§ Directive:
Output all records precisely as written.

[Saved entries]

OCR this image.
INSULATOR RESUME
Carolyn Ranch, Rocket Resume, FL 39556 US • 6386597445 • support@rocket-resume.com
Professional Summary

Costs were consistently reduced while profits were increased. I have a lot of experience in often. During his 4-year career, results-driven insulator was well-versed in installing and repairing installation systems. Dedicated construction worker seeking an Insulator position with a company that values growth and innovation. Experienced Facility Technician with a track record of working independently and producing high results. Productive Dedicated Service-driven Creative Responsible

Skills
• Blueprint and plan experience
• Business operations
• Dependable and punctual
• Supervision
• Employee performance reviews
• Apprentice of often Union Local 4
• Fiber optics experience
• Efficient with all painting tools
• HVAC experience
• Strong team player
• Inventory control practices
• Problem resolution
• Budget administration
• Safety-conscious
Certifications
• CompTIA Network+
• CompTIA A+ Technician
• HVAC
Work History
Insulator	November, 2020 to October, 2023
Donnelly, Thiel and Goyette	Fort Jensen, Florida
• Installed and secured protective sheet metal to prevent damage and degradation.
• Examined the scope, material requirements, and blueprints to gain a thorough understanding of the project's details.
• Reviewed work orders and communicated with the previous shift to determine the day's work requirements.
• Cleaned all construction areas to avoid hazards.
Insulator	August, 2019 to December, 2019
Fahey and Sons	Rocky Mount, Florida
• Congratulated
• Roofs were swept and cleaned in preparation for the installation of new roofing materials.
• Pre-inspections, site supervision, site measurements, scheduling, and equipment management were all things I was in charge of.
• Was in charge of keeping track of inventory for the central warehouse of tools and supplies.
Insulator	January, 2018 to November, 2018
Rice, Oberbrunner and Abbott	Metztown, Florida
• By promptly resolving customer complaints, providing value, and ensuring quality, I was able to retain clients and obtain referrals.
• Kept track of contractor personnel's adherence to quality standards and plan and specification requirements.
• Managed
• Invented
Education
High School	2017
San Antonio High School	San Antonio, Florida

§ Full solution:
OCR this image.
INSULATOR RESUME
Carolyn Ranch, Rocket Resume, FL 39556 US • 6386597445 • support@rocket-resume.com
Professional Summary

Costs were consistently reduced while profits were increased. I have a lot of experience in often. During his 4-year career, results-driven insulator was well-versed in installing and repairing installation systems. Dedicated construction worker seeking an Insulator position with a company that values growth and innovation. Experienced Facility Technician with a track record of working independently and producing high results. Productive Dedicated Service-driven Creative Responsible

Skills
• Blueprint and plan experience
• Business operations
• Dependable and punctual
• Supervision
• Employee performance reviews
• Apprentice of often Union Local 4
• Fiber optics experience
• Efficient with all painting tools
• HVAC experience
• Strong team player
• Inventory control practices
• Problem resolution
• Budget administration
• Safety-conscious
Certifications
• CompTIA Network+
• CompTIA A+ Technician
• HVAC
Work History
Insulator	November, 2020 to October, 2023
Donnelly, Thiel and Goyette	Fort Jensen, Florida
• Installed and secured protective sheet metal to prevent damage and degradation.
• Examined the scope, material requirements, and blueprints to gain a thorough understanding of the project's details.
• Reviewed work orders and communicated with the previous shift to determine the day's work requirements.
• Cleaned all construction areas to avoid hazards.
Insulator	August, 2019 to December, 2019
Fahey and Sons	Rocky Mount, Florida
• Congratulated
• Roofs were swept and cleaned in preparation for the installation of new roofing materials.
• Pre-inspections, site supervision, site measurements, scheduling, and equipment management were all things I was in charge of.
• Was in charge of keeping track of inventory for the central warehouse of tools and supplies.
Insulator	January, 2018 to November, 2018
Rice, Oberbrunner and Abbott	Metztown, Florida
• By promptly resolving customer complaints, providing value, and ensuring quality, I was able to retain clients and obtain referrals.
• Kept track of contractor personnel's adherence to quality standards and plan and specification requirements.
• Managed
• Invented
Education
High School	2017
San Antonio High School	San Antonio, Florida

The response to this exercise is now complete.